==== Available records
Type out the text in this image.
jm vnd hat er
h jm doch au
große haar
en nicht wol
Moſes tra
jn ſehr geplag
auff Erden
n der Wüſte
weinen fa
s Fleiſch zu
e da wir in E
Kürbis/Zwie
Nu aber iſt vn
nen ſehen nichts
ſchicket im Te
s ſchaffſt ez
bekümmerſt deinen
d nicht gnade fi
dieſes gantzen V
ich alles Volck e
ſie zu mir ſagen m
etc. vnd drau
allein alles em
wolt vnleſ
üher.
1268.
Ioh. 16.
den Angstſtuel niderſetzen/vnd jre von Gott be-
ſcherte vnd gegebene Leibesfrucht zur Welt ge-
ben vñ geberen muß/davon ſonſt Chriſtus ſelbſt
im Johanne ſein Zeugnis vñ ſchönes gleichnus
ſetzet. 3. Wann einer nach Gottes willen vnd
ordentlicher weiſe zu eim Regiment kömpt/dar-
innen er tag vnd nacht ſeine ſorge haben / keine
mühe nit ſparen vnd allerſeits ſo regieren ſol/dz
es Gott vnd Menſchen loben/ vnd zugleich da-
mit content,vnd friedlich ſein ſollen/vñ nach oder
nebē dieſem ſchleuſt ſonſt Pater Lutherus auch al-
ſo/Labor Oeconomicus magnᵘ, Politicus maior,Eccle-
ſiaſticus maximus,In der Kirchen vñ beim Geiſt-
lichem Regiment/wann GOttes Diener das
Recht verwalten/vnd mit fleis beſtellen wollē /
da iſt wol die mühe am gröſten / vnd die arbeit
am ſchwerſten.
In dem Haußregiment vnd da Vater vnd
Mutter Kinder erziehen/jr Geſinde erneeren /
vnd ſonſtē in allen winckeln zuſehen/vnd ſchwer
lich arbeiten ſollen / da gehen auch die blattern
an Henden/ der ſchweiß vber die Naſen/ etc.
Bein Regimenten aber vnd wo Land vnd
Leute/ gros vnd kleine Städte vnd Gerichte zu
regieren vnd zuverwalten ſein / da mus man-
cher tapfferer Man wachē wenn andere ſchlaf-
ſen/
========
#### What is expected
Pick out the lines containing the word "mühe" and show them.

#### Correct answer
mühe nit ſparen vnd allerſeits ſo regieren ſol/dz
da iſt wol die mühe am gröſten / vnd die arbeit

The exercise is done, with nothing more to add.